# [EXERCISE PROMPT]
Pull out each line of the data that includes the word "pénible".

# [RECORDS TO USE]
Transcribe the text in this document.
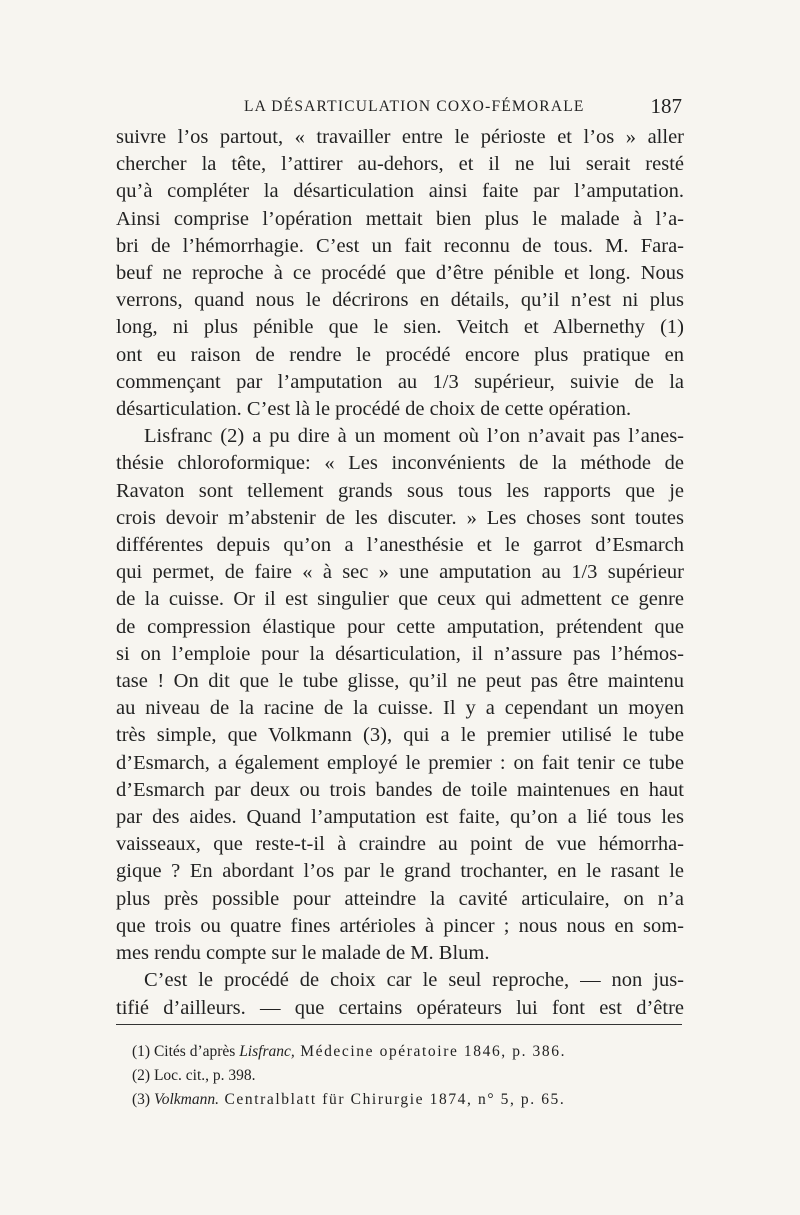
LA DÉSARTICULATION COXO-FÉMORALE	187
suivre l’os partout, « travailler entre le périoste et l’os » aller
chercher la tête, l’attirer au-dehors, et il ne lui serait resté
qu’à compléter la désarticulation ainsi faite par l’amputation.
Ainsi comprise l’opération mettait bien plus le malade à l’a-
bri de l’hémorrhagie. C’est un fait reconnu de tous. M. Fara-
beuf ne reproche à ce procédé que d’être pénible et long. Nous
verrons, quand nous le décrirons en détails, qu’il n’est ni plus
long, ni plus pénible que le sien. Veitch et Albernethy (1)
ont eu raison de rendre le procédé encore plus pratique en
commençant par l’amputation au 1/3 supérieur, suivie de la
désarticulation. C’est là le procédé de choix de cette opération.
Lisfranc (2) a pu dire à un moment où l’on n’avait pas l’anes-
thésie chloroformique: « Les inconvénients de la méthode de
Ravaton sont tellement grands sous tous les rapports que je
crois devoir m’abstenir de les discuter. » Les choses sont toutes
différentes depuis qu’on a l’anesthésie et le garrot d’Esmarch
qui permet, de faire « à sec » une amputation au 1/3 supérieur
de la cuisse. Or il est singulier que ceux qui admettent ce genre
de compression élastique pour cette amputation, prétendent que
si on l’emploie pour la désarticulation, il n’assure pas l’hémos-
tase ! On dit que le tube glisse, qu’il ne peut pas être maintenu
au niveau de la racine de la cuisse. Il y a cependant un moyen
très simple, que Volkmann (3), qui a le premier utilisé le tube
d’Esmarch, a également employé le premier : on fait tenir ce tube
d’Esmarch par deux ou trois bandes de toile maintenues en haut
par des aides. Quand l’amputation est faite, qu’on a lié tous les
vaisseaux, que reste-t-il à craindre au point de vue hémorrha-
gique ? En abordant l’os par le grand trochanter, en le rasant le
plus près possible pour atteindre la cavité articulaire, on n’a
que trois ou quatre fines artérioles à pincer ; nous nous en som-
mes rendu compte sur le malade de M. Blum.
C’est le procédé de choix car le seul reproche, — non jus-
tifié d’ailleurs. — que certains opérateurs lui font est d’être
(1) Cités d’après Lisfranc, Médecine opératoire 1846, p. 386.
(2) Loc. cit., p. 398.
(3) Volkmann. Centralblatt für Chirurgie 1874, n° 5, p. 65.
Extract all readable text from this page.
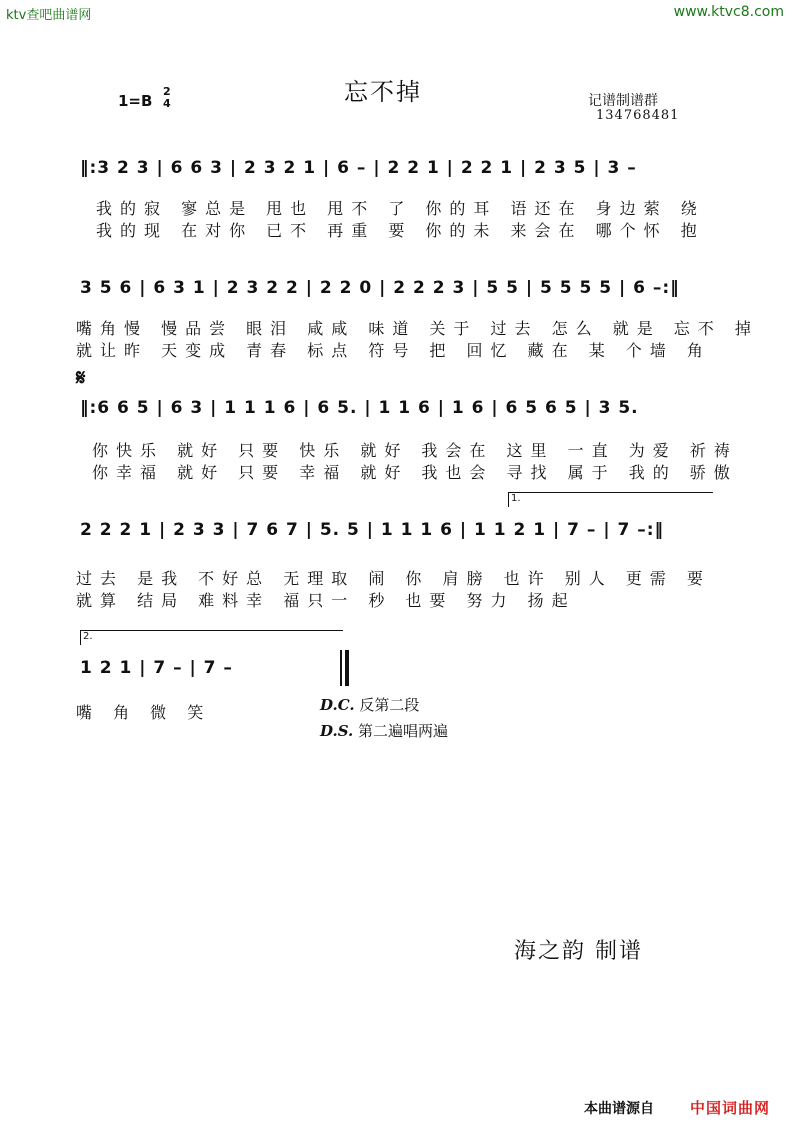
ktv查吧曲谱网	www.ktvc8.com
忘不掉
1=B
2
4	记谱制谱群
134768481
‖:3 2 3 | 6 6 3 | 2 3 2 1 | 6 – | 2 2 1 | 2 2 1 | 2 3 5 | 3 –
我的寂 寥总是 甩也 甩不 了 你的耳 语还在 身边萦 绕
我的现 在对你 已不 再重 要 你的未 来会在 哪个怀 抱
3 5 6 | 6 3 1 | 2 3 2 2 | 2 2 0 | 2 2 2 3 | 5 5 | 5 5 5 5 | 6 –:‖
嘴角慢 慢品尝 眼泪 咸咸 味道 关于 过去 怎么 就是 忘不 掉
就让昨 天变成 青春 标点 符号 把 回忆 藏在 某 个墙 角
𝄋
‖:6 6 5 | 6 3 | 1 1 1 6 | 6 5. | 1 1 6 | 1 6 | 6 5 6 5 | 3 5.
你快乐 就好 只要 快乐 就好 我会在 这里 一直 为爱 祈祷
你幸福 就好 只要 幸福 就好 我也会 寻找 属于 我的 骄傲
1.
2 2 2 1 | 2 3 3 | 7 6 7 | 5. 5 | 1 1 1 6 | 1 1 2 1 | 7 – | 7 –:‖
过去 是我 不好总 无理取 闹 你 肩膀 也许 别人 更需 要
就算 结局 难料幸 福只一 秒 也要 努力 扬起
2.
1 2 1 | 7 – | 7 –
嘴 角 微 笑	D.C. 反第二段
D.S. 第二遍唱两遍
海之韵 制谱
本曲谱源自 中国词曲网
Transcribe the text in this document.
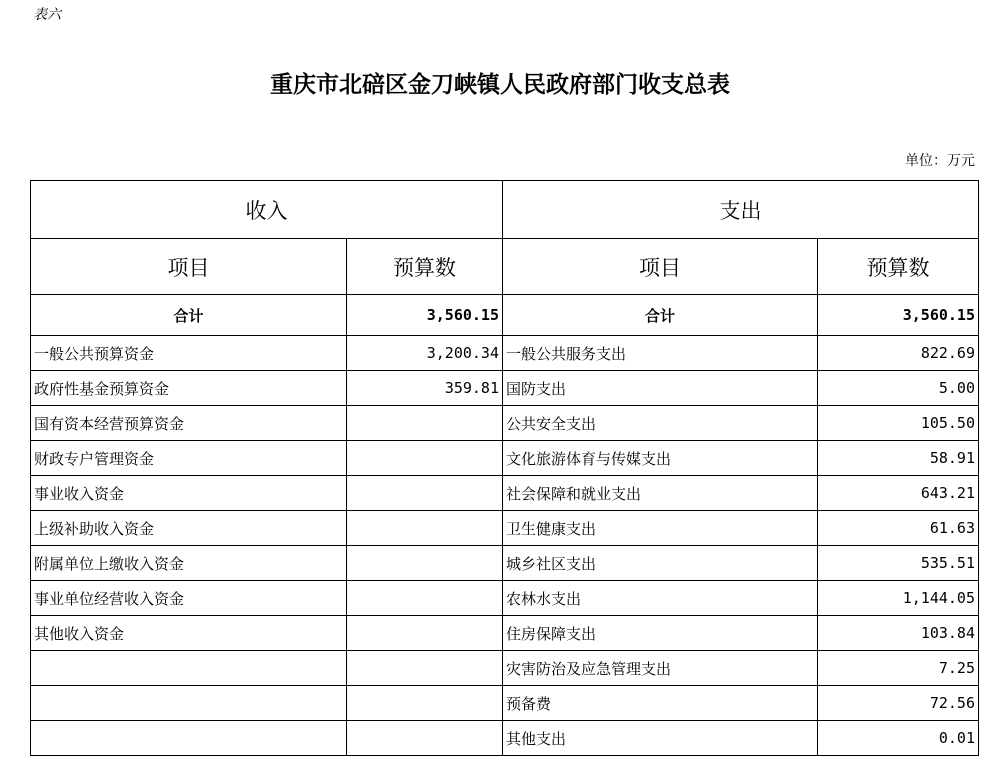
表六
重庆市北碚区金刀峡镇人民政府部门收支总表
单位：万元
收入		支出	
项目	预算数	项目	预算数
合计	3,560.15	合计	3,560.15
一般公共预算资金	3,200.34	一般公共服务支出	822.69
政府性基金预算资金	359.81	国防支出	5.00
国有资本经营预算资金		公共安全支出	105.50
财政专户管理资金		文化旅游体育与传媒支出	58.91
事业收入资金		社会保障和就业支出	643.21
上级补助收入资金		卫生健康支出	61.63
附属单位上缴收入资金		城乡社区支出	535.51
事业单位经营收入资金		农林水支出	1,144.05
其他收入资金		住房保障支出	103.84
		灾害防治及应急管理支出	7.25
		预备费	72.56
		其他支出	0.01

# [WORKED SOLUTION]
beuf ne reproche à ce procédé que d’être pénible et long. Nous
long, ni plus pénible que le sien. Veitch et Albernethy (1)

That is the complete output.